== Brief ==
How many lines in these records hold the string "right"? State only that number.

== Data supplied ==
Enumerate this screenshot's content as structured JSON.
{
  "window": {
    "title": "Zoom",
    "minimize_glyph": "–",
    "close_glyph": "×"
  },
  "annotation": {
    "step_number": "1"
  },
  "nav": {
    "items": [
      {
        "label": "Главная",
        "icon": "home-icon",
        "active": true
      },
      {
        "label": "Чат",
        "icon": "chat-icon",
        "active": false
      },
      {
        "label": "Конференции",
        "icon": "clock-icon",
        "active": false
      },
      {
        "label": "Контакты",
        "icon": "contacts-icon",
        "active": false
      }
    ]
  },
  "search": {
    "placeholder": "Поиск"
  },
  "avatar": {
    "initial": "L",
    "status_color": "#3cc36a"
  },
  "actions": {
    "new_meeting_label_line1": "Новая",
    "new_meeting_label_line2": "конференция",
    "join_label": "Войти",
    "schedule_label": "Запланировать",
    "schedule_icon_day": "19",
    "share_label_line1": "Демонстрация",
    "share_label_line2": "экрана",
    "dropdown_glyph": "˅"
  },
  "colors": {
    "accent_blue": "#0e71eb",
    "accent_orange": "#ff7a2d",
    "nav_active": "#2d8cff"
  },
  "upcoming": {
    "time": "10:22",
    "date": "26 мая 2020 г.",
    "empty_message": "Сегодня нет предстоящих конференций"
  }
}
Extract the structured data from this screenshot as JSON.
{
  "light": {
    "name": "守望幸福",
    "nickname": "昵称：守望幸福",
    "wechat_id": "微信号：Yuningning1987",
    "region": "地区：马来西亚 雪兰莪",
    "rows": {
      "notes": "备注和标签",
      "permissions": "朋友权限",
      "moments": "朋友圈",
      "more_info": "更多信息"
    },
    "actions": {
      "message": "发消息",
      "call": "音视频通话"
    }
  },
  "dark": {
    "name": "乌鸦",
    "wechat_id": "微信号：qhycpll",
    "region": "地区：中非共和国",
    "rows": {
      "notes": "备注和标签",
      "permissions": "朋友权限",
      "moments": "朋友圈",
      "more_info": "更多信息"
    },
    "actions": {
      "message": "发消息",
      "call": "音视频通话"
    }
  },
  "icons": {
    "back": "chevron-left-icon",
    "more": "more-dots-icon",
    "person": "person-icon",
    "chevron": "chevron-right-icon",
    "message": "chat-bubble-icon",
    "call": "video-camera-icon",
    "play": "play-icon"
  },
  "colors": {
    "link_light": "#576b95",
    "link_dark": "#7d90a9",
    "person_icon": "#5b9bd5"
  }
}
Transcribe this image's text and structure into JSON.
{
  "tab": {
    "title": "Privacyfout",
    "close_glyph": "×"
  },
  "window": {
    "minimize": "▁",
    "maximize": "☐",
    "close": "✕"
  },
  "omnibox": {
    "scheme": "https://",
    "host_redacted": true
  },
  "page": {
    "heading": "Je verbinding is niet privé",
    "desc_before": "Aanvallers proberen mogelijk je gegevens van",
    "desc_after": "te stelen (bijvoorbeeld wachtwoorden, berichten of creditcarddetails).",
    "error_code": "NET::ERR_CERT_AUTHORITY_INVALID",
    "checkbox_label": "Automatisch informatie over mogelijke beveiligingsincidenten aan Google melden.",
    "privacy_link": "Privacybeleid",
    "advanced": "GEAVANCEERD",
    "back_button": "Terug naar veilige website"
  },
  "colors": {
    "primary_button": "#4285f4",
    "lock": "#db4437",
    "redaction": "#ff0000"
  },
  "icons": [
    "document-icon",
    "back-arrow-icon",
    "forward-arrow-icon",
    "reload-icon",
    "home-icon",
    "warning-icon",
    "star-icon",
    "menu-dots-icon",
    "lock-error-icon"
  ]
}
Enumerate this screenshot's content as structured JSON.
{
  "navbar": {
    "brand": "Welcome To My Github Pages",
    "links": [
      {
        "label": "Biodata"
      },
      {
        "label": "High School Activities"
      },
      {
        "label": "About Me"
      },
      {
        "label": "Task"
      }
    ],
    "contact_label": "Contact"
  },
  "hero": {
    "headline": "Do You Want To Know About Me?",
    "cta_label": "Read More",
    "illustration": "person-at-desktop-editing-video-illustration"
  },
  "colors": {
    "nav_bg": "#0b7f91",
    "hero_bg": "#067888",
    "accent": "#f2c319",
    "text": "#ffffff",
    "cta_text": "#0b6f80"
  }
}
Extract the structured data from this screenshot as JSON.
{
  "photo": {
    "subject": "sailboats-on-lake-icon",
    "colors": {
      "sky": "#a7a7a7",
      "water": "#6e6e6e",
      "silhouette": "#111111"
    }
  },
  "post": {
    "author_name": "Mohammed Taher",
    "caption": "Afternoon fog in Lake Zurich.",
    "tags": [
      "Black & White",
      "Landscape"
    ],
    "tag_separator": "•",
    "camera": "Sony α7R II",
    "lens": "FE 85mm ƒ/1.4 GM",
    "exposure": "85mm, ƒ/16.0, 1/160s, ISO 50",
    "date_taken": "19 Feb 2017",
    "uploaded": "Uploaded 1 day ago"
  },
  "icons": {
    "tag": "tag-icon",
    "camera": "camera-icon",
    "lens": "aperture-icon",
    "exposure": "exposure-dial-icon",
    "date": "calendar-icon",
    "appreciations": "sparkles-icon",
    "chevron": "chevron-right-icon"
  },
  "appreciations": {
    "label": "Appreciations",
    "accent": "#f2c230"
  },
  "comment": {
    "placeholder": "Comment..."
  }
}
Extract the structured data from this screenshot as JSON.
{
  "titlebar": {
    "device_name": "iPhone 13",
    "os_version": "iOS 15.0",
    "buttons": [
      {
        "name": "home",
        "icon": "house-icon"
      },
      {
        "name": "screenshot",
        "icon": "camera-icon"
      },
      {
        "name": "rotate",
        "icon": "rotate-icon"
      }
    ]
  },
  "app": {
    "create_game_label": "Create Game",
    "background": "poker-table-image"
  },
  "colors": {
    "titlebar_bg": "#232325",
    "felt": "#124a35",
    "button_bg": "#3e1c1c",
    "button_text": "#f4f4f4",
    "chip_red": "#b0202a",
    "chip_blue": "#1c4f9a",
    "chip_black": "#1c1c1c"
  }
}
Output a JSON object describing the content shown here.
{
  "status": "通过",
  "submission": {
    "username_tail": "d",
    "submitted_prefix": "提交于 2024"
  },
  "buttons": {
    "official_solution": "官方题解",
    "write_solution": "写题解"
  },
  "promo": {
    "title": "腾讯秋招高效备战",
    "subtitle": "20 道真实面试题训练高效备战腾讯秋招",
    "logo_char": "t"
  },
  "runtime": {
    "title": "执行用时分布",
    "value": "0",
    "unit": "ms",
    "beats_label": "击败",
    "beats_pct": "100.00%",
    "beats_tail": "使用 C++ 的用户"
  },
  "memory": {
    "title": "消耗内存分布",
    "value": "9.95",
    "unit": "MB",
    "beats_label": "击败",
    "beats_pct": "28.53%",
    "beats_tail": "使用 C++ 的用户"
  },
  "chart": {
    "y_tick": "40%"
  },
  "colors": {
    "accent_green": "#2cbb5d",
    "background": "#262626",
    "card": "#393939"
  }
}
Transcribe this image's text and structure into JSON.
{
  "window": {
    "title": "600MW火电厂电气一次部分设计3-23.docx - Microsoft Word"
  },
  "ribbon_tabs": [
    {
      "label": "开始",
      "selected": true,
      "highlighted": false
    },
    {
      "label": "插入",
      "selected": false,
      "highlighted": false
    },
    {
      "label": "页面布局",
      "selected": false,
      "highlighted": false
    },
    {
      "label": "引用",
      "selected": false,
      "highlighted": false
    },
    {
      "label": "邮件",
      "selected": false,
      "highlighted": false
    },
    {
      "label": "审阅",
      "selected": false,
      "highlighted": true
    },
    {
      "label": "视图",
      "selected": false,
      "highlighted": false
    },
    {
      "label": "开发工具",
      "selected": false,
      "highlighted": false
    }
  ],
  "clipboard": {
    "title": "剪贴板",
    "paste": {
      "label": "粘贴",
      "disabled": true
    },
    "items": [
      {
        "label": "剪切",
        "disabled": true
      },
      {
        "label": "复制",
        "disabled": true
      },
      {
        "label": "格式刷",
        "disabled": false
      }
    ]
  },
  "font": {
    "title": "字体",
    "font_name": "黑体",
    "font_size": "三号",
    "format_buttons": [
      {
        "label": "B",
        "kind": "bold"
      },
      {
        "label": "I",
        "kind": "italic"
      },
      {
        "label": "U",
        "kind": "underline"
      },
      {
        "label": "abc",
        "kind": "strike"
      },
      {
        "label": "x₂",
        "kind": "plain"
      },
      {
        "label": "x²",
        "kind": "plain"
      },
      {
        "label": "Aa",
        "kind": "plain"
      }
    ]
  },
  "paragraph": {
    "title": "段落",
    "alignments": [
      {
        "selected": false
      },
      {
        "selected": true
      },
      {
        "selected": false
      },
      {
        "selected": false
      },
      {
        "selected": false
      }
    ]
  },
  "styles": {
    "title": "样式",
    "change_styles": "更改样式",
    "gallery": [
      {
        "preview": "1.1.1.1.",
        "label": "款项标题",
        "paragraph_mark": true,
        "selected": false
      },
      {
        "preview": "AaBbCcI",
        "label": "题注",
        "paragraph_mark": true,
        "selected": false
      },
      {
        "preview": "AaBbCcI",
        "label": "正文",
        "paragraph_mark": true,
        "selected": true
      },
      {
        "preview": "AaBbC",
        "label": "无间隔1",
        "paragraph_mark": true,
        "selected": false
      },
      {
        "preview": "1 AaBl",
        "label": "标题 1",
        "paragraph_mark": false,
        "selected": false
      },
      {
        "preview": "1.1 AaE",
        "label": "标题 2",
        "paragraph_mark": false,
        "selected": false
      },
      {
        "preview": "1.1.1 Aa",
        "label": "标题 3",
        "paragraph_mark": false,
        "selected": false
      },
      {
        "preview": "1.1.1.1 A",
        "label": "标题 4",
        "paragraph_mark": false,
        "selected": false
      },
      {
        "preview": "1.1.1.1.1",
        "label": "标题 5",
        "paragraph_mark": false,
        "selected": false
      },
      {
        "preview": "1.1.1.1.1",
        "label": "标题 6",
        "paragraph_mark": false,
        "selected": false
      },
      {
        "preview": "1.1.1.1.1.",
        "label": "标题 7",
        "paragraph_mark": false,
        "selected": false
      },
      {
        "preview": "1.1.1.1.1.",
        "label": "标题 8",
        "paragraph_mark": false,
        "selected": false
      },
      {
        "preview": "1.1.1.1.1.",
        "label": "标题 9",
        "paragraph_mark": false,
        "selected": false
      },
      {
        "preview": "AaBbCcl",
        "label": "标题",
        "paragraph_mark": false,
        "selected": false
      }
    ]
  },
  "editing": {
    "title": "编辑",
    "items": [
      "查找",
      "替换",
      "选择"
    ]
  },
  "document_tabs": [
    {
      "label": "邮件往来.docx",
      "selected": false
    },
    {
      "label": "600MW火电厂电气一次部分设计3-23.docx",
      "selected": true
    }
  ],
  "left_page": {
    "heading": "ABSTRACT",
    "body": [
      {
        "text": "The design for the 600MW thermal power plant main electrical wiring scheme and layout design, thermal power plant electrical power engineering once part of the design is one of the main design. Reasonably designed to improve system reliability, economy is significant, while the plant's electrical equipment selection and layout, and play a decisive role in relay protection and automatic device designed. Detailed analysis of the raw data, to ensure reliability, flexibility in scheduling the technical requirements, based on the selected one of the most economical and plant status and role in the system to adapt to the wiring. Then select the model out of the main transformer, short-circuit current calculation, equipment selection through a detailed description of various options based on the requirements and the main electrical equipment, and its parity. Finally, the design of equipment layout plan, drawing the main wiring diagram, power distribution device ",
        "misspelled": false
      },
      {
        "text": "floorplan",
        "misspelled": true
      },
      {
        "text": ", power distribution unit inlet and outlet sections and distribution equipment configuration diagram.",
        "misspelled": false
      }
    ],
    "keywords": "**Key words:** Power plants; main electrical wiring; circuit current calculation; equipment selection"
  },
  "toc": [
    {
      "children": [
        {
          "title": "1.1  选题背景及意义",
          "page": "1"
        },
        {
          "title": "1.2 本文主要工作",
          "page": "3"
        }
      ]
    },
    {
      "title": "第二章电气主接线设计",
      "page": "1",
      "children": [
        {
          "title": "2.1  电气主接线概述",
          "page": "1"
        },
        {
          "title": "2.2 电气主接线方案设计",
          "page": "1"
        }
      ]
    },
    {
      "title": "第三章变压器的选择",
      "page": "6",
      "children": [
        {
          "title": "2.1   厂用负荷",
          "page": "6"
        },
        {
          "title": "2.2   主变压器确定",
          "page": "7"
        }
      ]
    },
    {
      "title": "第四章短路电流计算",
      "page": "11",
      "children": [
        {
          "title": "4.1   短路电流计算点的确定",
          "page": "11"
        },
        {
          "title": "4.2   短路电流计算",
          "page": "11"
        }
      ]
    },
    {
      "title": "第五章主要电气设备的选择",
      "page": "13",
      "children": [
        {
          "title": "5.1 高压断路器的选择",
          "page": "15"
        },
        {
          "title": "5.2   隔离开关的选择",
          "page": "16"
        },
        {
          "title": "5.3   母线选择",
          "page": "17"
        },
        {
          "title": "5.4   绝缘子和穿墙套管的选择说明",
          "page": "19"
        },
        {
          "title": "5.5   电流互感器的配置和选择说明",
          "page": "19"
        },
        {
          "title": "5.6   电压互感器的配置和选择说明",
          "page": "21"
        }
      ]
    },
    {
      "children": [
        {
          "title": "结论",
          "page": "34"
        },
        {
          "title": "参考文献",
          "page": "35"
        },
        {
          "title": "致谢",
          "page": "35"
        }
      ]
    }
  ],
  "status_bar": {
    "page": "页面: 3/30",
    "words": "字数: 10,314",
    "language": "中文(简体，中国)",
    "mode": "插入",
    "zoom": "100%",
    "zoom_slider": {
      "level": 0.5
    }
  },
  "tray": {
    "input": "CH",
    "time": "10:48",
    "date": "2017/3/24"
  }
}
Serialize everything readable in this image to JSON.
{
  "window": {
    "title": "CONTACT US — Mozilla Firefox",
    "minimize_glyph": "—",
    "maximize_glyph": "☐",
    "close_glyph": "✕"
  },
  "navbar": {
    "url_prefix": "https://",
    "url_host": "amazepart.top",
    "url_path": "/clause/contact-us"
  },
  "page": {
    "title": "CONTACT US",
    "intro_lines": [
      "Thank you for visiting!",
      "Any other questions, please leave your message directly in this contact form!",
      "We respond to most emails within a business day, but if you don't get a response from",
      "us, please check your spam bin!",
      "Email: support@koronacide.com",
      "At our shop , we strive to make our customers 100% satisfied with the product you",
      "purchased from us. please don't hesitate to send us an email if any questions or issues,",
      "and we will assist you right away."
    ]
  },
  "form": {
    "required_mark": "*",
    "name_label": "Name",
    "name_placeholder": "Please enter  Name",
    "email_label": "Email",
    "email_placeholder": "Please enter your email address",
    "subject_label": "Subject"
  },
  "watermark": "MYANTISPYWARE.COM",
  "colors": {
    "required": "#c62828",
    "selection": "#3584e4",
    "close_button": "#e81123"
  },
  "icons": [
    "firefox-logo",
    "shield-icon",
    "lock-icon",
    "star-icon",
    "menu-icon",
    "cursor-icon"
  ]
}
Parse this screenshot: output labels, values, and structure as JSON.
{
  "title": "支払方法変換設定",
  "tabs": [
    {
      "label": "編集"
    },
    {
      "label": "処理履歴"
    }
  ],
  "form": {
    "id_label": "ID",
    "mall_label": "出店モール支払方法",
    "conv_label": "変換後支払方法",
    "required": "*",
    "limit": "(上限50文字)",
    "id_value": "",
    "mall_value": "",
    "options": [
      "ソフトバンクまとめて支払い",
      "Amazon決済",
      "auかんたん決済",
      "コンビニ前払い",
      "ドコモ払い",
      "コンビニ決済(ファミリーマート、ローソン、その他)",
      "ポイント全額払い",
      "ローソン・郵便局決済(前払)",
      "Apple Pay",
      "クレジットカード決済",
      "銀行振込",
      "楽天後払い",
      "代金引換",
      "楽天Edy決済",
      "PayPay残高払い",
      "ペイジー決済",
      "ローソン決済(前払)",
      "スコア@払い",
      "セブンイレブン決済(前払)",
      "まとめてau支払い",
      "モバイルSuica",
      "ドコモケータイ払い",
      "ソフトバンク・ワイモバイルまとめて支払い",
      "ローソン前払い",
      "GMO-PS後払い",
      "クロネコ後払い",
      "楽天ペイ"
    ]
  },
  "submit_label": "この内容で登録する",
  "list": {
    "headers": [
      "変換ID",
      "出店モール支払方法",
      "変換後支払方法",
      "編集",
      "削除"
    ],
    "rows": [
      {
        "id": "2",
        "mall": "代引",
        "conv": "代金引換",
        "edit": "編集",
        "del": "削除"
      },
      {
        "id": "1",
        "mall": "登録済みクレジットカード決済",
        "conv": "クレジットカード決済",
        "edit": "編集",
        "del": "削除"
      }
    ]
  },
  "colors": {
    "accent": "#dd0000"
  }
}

== Solved exercise ==
3